# Data supplied start
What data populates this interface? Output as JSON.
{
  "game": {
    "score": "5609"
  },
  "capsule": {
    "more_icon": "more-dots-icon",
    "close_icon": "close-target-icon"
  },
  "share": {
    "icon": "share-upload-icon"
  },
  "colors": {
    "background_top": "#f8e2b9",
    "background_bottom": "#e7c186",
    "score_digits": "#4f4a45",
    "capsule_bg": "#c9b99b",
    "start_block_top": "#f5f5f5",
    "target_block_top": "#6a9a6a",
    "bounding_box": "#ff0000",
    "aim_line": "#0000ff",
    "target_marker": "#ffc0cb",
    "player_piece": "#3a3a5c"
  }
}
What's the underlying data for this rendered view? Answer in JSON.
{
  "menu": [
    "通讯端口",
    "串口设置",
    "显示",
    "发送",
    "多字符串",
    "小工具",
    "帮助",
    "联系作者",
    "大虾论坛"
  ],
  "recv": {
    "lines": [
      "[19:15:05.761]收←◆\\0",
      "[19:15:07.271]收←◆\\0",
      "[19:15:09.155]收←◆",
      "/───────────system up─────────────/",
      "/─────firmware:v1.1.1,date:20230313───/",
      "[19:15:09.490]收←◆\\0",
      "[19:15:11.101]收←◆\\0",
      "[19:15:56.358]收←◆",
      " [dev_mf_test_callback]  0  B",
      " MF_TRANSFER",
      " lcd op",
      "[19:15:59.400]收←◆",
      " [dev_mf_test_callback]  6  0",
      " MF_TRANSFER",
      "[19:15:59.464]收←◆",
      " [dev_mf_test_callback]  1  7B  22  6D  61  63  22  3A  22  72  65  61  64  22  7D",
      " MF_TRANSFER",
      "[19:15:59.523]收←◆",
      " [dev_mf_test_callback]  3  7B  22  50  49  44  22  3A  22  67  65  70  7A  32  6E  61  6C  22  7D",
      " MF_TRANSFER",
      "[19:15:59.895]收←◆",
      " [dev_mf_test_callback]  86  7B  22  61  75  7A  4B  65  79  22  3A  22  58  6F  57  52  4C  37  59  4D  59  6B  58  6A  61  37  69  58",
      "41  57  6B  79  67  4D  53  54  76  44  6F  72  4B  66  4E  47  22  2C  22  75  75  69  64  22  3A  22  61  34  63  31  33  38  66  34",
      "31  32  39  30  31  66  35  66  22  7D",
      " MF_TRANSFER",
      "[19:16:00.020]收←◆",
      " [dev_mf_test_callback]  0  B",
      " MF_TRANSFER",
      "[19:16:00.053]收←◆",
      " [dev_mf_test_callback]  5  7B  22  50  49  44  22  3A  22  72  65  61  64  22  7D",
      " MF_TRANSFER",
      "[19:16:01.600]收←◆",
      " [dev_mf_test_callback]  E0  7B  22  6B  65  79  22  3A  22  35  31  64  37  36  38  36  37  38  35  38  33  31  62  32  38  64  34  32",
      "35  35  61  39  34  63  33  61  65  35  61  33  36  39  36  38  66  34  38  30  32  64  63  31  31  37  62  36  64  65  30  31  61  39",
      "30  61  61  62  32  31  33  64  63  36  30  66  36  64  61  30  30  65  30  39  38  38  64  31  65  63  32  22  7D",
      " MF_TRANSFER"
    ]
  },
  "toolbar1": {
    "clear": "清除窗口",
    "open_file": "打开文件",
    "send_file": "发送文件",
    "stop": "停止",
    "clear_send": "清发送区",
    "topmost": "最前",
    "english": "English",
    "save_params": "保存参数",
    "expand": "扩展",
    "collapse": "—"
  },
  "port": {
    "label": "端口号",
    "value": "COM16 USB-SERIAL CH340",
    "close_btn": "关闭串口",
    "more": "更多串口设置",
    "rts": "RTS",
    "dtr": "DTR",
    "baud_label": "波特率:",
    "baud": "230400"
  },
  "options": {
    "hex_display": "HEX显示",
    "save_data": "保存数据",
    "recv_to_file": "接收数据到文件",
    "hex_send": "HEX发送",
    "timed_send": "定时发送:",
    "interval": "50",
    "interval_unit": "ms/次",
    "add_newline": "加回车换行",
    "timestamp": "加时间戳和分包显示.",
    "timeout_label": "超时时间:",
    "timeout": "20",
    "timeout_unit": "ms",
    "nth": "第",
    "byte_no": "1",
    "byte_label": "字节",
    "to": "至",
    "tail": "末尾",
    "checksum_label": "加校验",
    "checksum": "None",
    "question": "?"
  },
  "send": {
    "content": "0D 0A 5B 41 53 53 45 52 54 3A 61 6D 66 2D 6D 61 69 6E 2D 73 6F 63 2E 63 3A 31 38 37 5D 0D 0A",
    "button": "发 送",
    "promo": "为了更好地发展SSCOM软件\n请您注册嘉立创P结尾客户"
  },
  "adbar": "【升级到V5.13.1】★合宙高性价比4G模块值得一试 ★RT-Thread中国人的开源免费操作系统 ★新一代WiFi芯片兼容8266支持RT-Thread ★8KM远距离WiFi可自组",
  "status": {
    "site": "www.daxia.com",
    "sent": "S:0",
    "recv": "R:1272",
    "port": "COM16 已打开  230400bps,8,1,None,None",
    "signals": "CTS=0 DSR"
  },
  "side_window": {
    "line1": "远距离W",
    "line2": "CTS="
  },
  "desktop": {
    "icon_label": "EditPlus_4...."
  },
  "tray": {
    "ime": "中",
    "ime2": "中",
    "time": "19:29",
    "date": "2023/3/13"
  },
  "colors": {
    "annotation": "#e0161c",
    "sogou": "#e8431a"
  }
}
# Data supplied end
# Data supplied start
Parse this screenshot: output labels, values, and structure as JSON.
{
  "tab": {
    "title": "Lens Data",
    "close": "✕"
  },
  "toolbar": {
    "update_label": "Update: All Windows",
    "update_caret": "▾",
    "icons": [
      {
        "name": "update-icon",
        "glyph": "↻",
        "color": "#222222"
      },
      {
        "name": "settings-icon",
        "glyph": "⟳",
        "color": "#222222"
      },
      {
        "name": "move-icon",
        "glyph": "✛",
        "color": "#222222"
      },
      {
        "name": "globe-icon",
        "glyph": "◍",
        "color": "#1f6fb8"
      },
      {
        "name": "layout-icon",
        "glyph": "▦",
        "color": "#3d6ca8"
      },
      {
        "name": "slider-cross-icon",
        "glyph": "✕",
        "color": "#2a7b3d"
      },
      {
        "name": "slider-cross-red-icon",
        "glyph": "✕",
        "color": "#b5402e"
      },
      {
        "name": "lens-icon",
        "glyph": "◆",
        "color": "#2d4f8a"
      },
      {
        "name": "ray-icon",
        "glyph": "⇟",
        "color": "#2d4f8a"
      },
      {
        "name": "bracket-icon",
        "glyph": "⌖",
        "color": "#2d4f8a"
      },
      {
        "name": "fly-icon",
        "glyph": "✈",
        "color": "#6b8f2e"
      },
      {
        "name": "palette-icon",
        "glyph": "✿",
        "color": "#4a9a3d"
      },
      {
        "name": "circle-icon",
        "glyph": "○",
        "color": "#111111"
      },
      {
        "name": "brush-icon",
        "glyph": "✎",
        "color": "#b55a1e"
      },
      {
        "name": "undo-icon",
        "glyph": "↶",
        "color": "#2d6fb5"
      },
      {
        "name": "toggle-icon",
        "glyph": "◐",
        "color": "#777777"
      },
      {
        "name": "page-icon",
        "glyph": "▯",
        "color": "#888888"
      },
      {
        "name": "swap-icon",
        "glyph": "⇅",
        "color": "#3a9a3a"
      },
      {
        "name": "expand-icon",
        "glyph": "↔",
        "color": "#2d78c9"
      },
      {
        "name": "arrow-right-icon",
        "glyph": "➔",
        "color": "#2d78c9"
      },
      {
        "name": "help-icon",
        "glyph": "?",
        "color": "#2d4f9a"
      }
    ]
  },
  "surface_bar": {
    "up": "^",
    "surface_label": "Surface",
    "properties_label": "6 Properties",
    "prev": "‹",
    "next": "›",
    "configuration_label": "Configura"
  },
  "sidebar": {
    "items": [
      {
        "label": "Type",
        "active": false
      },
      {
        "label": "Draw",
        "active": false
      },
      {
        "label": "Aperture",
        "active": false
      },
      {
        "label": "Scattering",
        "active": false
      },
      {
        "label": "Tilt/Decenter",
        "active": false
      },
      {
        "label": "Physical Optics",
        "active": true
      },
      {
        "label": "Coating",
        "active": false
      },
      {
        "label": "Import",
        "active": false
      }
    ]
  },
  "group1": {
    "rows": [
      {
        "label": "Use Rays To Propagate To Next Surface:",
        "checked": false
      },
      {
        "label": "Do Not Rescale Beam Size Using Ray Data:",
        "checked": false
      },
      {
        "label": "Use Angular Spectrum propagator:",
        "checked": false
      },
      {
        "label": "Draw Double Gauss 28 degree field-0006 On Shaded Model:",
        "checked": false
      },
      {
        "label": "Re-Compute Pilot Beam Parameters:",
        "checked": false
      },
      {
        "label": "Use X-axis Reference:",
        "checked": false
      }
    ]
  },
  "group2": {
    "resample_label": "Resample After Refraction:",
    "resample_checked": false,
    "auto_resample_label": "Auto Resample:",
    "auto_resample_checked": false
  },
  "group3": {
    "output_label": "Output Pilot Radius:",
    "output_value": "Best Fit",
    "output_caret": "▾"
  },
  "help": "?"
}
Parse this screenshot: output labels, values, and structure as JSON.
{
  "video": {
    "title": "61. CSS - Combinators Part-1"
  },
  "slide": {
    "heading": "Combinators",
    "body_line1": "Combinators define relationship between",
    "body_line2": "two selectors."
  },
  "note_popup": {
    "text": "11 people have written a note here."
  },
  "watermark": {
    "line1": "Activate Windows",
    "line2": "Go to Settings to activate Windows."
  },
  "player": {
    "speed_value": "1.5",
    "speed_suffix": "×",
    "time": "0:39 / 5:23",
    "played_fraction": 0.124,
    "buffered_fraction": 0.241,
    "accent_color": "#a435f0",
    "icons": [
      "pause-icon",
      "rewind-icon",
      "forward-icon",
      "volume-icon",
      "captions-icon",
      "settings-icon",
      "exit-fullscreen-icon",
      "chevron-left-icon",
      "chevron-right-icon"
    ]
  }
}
# Data supplied end
What you are asked to do ::
Answer only with how many lines in the records include "Beam".

Worked solution ::
2